Dataset records:

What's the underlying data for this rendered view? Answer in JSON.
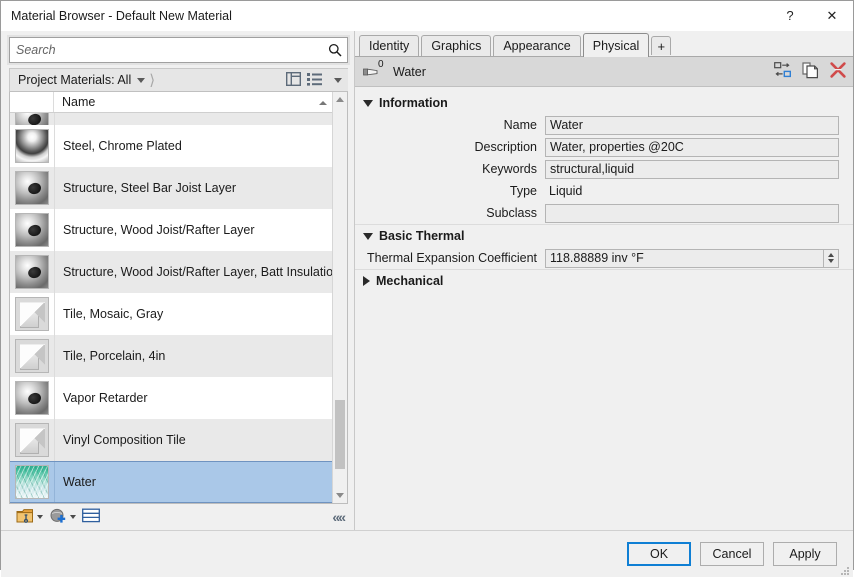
{
  "window": {
    "title": "Material Browser - Default New Material",
    "help_label": "?",
    "close_label": "✕"
  },
  "browser": {
    "search": {
      "placeholder": "Search",
      "value": "",
      "icon": "search-icon"
    },
    "filter": {
      "label": "Project Materials: All",
      "dropdown_icon": "caret-down-icon",
      "breadcrumb_icon": "chevron-right-icon",
      "view_panel_icon": "panel-layout-icon",
      "view_list_icon": "list-view-icon",
      "view_list_caret": "caret-down-icon"
    },
    "list": {
      "column_header": "Name",
      "sort_indicator": "sort-ascending-icon",
      "items": [
        {
          "name": "",
          "thumb": "sphere",
          "clipped": true,
          "selected": false
        },
        {
          "name": "Steel, Chrome Plated",
          "thumb": "chrome",
          "clipped": false,
          "selected": false
        },
        {
          "name": "Structure, Steel Bar Joist Layer",
          "thumb": "sphere",
          "clipped": false,
          "selected": false
        },
        {
          "name": "Structure, Wood Joist/Rafter Layer",
          "thumb": "sphere",
          "clipped": false,
          "selected": false
        },
        {
          "name": "Structure, Wood Joist/Rafter Layer, Batt Insulation",
          "thumb": "sphere",
          "clipped": false,
          "selected": false
        },
        {
          "name": "Tile, Mosaic, Gray",
          "thumb": "cube",
          "clipped": false,
          "selected": false
        },
        {
          "name": "Tile, Porcelain, 4in",
          "thumb": "cube",
          "clipped": false,
          "selected": false
        },
        {
          "name": "Vapor Retarder",
          "thumb": "sphere",
          "clipped": false,
          "selected": false
        },
        {
          "name": "Vinyl Composition Tile",
          "thumb": "cube",
          "clipped": false,
          "selected": false
        },
        {
          "name": "Water",
          "thumb": "water",
          "clipped": false,
          "selected": true
        }
      ]
    },
    "toolbar": {
      "library_icon": "material-library-icon",
      "library_caret": "caret-down-icon",
      "new_asset_icon": "new-asset-globe-icon",
      "new_asset_caret": "caret-down-icon",
      "show_panel_icon": "show-asset-browser-icon",
      "collapse_icon": "collapse-chevrons-icon",
      "collapse_label": "««"
    }
  },
  "editor": {
    "tabs": [
      {
        "label": "Identity",
        "active": false
      },
      {
        "label": "Graphics",
        "active": false
      },
      {
        "label": "Appearance",
        "active": false
      },
      {
        "label": "Physical",
        "active": true
      }
    ],
    "tab_add_label": "+",
    "asset": {
      "icon": "physical-asset-icon",
      "superscript": "0",
      "name": "Water",
      "tools": [
        {
          "name": "replace-asset-icon"
        },
        {
          "name": "duplicate-asset-icon"
        },
        {
          "name": "delete-asset-icon"
        }
      ]
    },
    "sections": [
      {
        "title": "Information",
        "expanded": true,
        "rows": [
          {
            "label": "Name",
            "value": "Water",
            "type": "input"
          },
          {
            "label": "Description",
            "value": "Water, properties @20C",
            "type": "input"
          },
          {
            "label": "Keywords",
            "value": "structural,liquid",
            "type": "input"
          },
          {
            "label": "Type",
            "value": "Liquid",
            "type": "static"
          },
          {
            "label": "Subclass",
            "value": "",
            "type": "input"
          }
        ]
      },
      {
        "title": "Basic Thermal",
        "expanded": true,
        "rows": [
          {
            "label": "Thermal Expansion Coefficient",
            "value": "118.88889 inv °F",
            "type": "spinner"
          }
        ]
      },
      {
        "title": "Mechanical",
        "expanded": false,
        "rows": []
      }
    ]
  },
  "footer": {
    "ok_label": "OK",
    "cancel_label": "Cancel",
    "apply_label": "Apply"
  },
  "colors": {
    "accent": "#0f7fd4",
    "selection": "#aac8e8",
    "header_bar": "#d8d8d8",
    "dialog_bg": "#f0f0f0",
    "delete_icon": "#d04a4a"
  }
}
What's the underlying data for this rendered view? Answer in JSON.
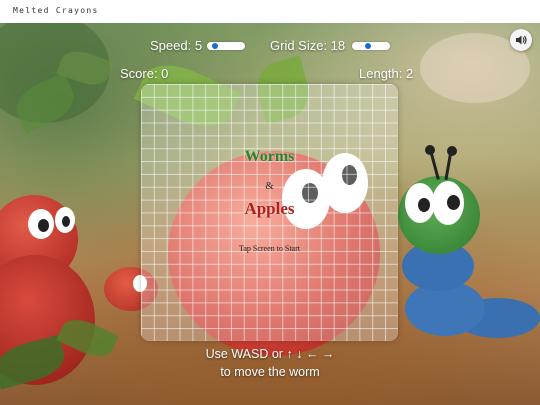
{
  "site": {
    "title": "Melted Crayons"
  },
  "hud": {
    "speed_label": "Speed: 5",
    "speed_value": 5,
    "grid_label": "Grid Size: 18",
    "grid_value": 18,
    "score_label": "Score: 0",
    "length_label": "Length: 2",
    "sound_icon": "speaker-icon"
  },
  "board": {
    "title_worms": "Worms",
    "title_amp": "&",
    "title_apples": "Apples",
    "start_prompt": "Tap Screen to Start"
  },
  "instructions": {
    "line1": "Use WASD or ↑ ↓ ← →",
    "line2": "to move the worm"
  },
  "colors": {
    "worms_title": "#1f8a2a",
    "apples_title": "#b0201a",
    "slider_thumb": "#1e6ad6"
  }
}
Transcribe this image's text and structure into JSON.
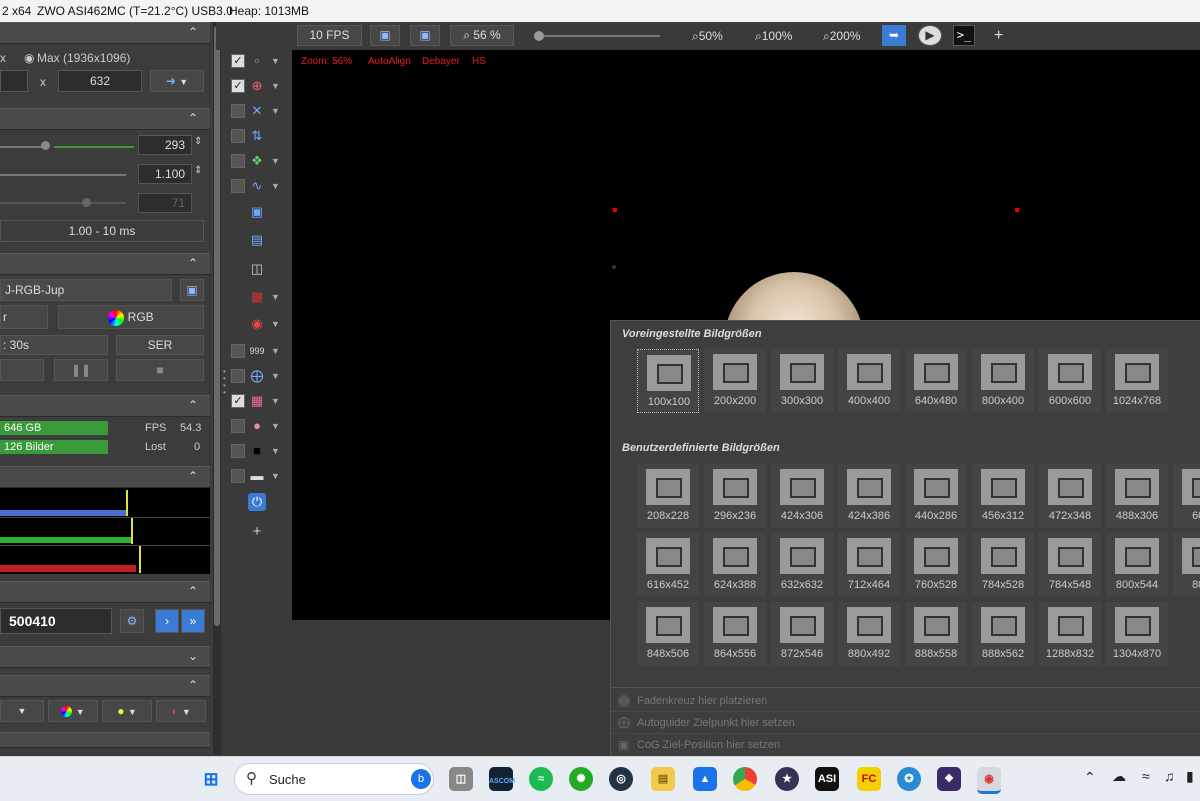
{
  "titlebar": {
    "arch": "2 x64",
    "camera": "ZWO ASI462MC (T=21.2°C) USB3.0",
    "heap": "Heap: 1013MB"
  },
  "capture_area": {
    "prefix": "x",
    "max_label": "Max (1936x1096)",
    "x_sep": "x",
    "height_value": "632"
  },
  "controls": {
    "gain_value": "293",
    "gamma_value": "1.100",
    "third_value": "71",
    "exposure_range": "1.00 - 10 ms",
    "gain_fill": 0.3
  },
  "capture": {
    "profile_name": "J-RGB-Jup",
    "mode_left": "r",
    "color_label": "RGB",
    "duration": ": 30s",
    "format": "SER"
  },
  "status": {
    "disk": "646 GB",
    "frames": "126 Bilder",
    "fps_label": "FPS",
    "fps_value": "54.3",
    "lost_label": "Lost",
    "lost_value": "0"
  },
  "counter": {
    "value": "500410"
  },
  "toolbar": {
    "fps": "10 FPS",
    "zoom_display": "56 %",
    "zoom_50": "50%",
    "zoom_100": "100%",
    "zoom_200": "200%",
    "plus": "+"
  },
  "viewport": {
    "zoom": "Zoom: 56%",
    "autoalign": "AutoAlign",
    "debayer": "Debayer",
    "hs": "HS"
  },
  "tools": {
    "plus": "+"
  },
  "popup": {
    "preset_title": "Voreingestellte Bildgrößen",
    "presets": [
      "100x100",
      "200x200",
      "300x300",
      "400x400",
      "640x480",
      "800x400",
      "600x600",
      "1024x768"
    ],
    "custom_title": "Benutzerdefinierte Bildgrößen",
    "custom_row1": [
      "208x228",
      "296x236",
      "424x306",
      "424x386",
      "440x286",
      "456x312",
      "472x348",
      "488x306",
      "600x"
    ],
    "custom_row2": [
      "616x452",
      "624x388",
      "632x632",
      "712x464",
      "760x528",
      "784x528",
      "784x548",
      "800x544",
      "808x"
    ],
    "custom_row3": [
      "848x506",
      "864x556",
      "872x546",
      "880x492",
      "888x558",
      "888x562",
      "1288x832",
      "1304x870"
    ],
    "menu": [
      "Fadenkreuz hier platzieren",
      "Autoguider Zielpunkt hier setzen",
      "CoG Ziel-Position hier setzen"
    ]
  },
  "taskbar": {
    "search": "Suche",
    "ascom": "ASCOM",
    "asi": "ASI",
    "fc": "FC"
  },
  "colors": {
    "accent_blue": "#3a7bd5",
    "status_green": "#3a9a3a",
    "overlay_red": "#e02020"
  }
}
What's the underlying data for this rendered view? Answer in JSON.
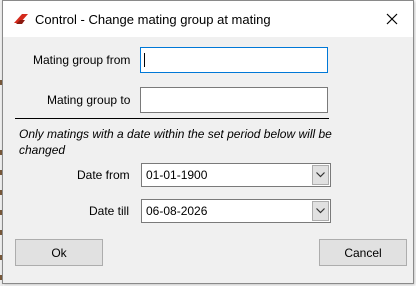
{
  "window": {
    "title": "Control - Change mating group at mating",
    "icon": "app-logo-icon",
    "close_icon": "close-icon"
  },
  "form": {
    "mating_group_from_label": "Mating group from",
    "mating_group_from_value": "",
    "mating_group_to_label": "Mating group to",
    "mating_group_to_value": "",
    "note": "Only matings with a date within the set period below will be changed",
    "date_from_label": "Date from",
    "date_from_value": "01-01-1900",
    "date_till_label": "Date till",
    "date_till_value": "06-08-2026"
  },
  "buttons": {
    "ok": "Ok",
    "cancel": "Cancel"
  },
  "colors": {
    "accent_icon": "#d42a1c",
    "focus_border": "#0078d7"
  }
}
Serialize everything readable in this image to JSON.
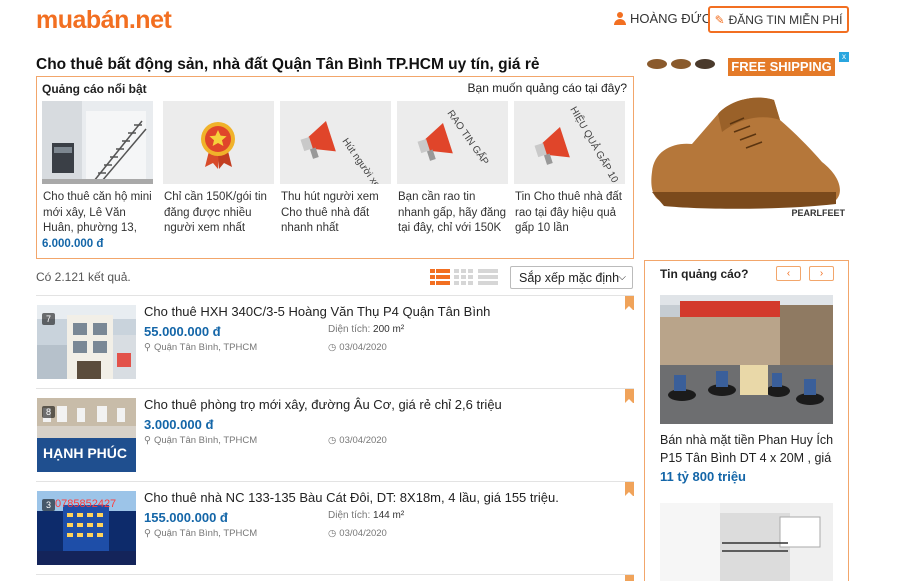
{
  "header": {
    "logo_main": "muabán",
    "logo_tld": ".net",
    "user_name": "HOÀNG ĐỨC",
    "post_button": "ĐĂNG TIN MIỄN PHÍ"
  },
  "page_title": "Cho thuê bất động sản, nhà đất Quận Tân Bình TP.HCM uy tín, giá rẻ",
  "featured": {
    "heading": "Quảng cáo nổi bật",
    "advertise_link": "Bạn muốn quảng cáo tại đây?",
    "items": [
      {
        "text": "Cho thuê căn hộ mini mới xây, Lê Văn Huân, phường 13,",
        "price": "6.000.000 đ"
      },
      {
        "text": "Chỉ cần 150K/gói tin đăng được nhiều người xem nhất",
        "price": ""
      },
      {
        "text": "Thu hút người xem Cho thuê nhà đất nhanh nhất",
        "price": ""
      },
      {
        "text": "Bạn cần rao tin nhanh gấp, hãy đăng tại đây, chỉ với 150K",
        "price": ""
      },
      {
        "text": "Tin Cho thuê nhà đất rao tại đây hiệu quả gấp 10 lần",
        "price": ""
      }
    ],
    "megaphone_labels": [
      "Hút người xem",
      "RAO TIN GẤP",
      "HIỆU QUẢ GẤP 10"
    ]
  },
  "shoe_ad": {
    "banner": "FREE SHIPPING",
    "brand": "PEARLFEET",
    "badge": "x"
  },
  "results": {
    "count_text": "Có 2.121 kết quả.",
    "sort_label": "Sắp xếp mặc định"
  },
  "listings": [
    {
      "title": "Cho thuê HXH 340C/3-5 Hoàng Văn Thụ P4 Quận Tân Bình",
      "price": "55.000.000 đ",
      "area_label": "Diện tích:",
      "area": "200 m²",
      "location": "Quận Tân Bình, TPHCM",
      "date": "03/04/2020",
      "photo_count": "7",
      "sign_text": ""
    },
    {
      "title": "Cho thuê phòng trọ mới xây, đường Âu Cơ, giá rẻ chỉ 2,6 triệu",
      "price": "3.000.000 đ",
      "area_label": "",
      "area": "",
      "location": "Quận Tân Bình, TPHCM",
      "date": "03/04/2020",
      "photo_count": "8",
      "sign_text": "HẠNH PHÚC"
    },
    {
      "title": "Cho thuê nhà NC 133-135 Bàu Cát Đôi, DT: 8X18m, 4 lầu, giá 155 triệu.",
      "price": "155.000.000 đ",
      "area_label": "Diện tích:",
      "area": "144 m²",
      "location": "Quận Tân Bình, TPHCM",
      "date": "03/04/2020",
      "photo_count": "3",
      "sign_text": "0785852427"
    }
  ],
  "sponsored": {
    "heading": "Tin quảng cáo?",
    "prev": "‹",
    "next": "›",
    "title": "Bán nhà mặt tiền Phan Huy Ích P15 Tân Bình DT 4 x 20M , giá",
    "price": "11 tỷ 800 triệu"
  },
  "colors": {
    "accent": "#f26f21",
    "price_blue": "#1466a8",
    "border_orange": "#f2a66b"
  }
}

◆ Given problem ◆
Check each line of the entries above for the word "down". List the ones that have it.

◆ Result of the exercise ◆
      "dropdown_icon": "caret-down-icon",
      "view_list_caret": "caret-down-icon"
      "library_caret": "caret-down-icon",
      "new_asset_caret": "caret-down-icon",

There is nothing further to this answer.